## What is required
Select all lines holding the word "Children" from the entries that follow.

## Supplied data
=======

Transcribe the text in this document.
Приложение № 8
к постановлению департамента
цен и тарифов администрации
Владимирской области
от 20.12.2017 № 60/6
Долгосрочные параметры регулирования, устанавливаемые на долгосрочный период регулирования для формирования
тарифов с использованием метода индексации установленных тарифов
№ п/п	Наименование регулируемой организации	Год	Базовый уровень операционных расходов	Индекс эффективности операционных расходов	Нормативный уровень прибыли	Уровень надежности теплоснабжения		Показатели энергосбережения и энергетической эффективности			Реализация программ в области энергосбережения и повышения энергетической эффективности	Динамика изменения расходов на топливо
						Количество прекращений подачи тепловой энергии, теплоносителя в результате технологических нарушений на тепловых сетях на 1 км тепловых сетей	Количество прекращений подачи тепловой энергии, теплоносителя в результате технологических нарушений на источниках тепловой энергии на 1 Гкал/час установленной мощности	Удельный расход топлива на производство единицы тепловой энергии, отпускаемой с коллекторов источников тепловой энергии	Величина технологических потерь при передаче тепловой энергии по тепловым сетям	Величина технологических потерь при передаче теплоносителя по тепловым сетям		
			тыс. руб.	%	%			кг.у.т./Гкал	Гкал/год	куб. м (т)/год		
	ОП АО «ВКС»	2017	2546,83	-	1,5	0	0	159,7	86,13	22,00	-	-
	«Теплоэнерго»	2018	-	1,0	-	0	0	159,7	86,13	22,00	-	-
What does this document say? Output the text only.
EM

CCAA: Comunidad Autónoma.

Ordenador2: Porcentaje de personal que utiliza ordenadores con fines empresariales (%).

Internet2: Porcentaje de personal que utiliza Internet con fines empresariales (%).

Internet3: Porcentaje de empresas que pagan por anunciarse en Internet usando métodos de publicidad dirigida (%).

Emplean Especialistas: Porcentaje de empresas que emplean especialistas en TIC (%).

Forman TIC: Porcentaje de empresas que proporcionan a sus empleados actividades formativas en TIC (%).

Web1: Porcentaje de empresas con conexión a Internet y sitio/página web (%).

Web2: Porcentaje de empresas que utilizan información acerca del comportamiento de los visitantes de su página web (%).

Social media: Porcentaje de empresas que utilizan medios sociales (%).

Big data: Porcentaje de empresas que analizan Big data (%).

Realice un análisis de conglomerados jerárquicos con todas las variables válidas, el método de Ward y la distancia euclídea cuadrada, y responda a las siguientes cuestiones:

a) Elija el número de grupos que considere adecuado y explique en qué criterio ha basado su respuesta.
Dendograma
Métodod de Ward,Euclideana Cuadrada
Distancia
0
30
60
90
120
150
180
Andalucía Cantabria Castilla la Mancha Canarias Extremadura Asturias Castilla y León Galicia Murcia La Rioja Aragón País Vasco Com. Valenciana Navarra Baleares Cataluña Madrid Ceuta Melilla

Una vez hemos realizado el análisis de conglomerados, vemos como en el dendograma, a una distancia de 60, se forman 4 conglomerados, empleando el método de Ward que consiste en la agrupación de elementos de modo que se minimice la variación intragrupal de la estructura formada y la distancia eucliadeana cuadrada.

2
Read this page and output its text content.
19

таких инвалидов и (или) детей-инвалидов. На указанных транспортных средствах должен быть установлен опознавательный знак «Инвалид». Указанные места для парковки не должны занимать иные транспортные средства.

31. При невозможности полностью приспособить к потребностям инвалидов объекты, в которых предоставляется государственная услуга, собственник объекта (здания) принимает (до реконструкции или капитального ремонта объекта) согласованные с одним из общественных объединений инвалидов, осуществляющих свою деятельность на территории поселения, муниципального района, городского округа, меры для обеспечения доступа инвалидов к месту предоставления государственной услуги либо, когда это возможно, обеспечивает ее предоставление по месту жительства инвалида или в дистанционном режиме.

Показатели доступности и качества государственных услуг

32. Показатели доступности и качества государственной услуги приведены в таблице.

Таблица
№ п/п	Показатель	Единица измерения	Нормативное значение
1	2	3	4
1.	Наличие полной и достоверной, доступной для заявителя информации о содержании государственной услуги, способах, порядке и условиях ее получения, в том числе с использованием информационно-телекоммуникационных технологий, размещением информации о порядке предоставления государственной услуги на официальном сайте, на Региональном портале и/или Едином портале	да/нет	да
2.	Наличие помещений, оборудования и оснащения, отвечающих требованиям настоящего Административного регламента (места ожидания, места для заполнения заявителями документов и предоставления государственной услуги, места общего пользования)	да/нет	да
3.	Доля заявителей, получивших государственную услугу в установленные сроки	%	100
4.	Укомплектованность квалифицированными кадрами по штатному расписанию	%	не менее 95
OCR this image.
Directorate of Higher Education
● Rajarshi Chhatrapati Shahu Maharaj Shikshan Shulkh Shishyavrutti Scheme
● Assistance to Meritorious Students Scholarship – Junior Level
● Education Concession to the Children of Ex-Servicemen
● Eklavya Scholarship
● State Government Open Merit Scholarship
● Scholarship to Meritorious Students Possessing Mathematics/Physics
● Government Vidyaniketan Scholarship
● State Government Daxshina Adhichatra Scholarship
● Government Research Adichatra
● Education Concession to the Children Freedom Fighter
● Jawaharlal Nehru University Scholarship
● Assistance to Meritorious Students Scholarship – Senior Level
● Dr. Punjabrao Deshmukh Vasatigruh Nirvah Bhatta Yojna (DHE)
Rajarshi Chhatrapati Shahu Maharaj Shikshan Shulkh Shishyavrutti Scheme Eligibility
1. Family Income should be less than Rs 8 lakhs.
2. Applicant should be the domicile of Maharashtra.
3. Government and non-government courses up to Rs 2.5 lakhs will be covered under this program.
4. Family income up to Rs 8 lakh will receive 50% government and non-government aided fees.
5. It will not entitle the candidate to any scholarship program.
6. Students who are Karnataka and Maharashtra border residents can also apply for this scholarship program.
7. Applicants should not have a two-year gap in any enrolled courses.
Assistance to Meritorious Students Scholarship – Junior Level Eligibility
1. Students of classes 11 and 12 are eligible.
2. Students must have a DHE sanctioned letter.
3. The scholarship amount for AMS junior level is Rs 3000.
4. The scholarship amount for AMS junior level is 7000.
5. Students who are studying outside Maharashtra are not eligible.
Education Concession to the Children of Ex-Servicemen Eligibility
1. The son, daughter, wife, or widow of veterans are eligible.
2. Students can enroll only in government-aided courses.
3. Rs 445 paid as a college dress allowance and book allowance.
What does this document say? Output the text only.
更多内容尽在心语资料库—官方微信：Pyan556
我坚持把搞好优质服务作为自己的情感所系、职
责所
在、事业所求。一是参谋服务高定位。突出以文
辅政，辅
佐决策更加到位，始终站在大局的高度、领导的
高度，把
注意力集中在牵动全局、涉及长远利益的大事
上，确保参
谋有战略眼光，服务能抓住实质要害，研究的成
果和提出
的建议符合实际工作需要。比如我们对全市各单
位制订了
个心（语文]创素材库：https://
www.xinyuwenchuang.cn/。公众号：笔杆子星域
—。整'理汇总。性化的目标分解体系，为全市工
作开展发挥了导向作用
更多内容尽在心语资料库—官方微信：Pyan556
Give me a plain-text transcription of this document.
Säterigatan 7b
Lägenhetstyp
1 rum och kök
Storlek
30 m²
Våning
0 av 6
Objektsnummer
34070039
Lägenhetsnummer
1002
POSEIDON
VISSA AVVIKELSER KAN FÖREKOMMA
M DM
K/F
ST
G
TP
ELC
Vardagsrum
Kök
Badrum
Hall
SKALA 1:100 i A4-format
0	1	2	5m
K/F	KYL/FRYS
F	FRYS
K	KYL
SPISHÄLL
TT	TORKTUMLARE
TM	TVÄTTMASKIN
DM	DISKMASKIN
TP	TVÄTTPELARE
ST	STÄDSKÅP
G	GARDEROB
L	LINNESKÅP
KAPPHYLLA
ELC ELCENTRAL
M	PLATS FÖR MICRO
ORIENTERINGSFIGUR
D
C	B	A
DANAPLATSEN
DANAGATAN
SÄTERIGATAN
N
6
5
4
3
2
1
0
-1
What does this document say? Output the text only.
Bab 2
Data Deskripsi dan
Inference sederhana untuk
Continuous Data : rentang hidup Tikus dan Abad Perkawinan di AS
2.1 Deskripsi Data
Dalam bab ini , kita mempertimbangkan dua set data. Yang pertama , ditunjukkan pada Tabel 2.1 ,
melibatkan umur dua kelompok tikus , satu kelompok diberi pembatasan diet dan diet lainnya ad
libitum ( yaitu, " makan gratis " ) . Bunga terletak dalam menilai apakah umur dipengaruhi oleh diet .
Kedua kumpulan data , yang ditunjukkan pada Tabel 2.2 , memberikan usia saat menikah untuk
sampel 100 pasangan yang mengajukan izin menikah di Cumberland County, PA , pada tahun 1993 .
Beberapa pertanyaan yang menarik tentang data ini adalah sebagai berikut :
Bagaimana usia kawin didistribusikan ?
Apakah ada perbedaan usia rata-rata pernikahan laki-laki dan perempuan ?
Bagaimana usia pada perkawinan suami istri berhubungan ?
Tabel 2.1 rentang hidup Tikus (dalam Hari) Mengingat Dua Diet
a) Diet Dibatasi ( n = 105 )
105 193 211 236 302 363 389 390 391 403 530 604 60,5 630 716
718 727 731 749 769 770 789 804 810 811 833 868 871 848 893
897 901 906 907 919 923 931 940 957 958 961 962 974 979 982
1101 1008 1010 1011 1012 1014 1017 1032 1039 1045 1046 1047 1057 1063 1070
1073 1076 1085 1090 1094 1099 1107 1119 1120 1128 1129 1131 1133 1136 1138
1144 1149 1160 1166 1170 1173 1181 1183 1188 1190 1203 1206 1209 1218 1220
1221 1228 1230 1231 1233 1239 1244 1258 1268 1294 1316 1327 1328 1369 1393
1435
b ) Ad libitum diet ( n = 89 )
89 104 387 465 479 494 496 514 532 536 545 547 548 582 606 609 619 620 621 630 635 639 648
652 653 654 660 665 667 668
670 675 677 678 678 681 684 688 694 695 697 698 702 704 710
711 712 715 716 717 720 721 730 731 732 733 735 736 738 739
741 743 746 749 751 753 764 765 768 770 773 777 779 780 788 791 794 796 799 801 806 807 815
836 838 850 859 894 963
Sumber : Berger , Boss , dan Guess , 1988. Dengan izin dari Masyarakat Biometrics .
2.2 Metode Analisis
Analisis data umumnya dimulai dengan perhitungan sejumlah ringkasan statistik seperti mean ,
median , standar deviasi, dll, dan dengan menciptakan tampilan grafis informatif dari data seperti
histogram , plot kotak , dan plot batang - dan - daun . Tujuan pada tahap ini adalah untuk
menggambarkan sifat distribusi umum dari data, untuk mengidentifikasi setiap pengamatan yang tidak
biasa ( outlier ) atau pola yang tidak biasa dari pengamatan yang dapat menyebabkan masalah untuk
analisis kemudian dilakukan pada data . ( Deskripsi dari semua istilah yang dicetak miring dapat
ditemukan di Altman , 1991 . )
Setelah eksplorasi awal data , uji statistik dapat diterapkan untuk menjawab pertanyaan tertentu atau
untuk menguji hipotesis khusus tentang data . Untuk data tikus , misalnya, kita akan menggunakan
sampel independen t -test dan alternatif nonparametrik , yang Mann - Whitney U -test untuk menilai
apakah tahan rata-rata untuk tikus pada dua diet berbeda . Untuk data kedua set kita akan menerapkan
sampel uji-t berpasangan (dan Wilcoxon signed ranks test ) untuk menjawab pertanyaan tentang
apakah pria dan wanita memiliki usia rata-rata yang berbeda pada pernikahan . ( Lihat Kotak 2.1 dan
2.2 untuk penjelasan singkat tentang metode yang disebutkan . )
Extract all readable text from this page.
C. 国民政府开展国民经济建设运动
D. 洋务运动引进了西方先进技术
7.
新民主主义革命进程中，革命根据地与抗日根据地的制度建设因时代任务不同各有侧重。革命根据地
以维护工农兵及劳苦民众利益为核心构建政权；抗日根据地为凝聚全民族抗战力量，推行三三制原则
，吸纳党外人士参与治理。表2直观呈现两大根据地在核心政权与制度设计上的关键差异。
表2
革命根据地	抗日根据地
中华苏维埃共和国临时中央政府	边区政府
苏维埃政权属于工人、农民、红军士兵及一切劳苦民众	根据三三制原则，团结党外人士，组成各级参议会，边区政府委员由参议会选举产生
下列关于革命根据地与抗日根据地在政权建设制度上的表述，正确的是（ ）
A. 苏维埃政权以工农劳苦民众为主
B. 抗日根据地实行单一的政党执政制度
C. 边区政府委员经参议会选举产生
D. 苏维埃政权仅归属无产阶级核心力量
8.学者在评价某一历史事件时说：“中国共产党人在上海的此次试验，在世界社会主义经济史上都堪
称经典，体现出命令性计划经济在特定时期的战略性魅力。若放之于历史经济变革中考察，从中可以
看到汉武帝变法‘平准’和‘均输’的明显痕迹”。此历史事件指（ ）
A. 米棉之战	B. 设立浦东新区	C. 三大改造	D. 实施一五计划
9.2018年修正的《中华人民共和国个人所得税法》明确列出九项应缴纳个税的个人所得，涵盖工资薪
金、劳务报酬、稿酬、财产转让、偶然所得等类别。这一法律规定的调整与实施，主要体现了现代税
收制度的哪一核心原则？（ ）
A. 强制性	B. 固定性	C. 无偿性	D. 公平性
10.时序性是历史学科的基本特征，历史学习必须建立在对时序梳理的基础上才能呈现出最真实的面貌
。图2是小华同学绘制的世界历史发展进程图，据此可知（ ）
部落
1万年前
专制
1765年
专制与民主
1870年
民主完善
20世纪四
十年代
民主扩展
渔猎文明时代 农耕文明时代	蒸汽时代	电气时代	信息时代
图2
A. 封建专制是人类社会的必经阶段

=======

## Completed exercise
● Education Concession to the Children of Ex-Servicemen
● Education Concession to the Children Freedom Fighter
Education Concession to the Children of Ex-Servicemen Eligibility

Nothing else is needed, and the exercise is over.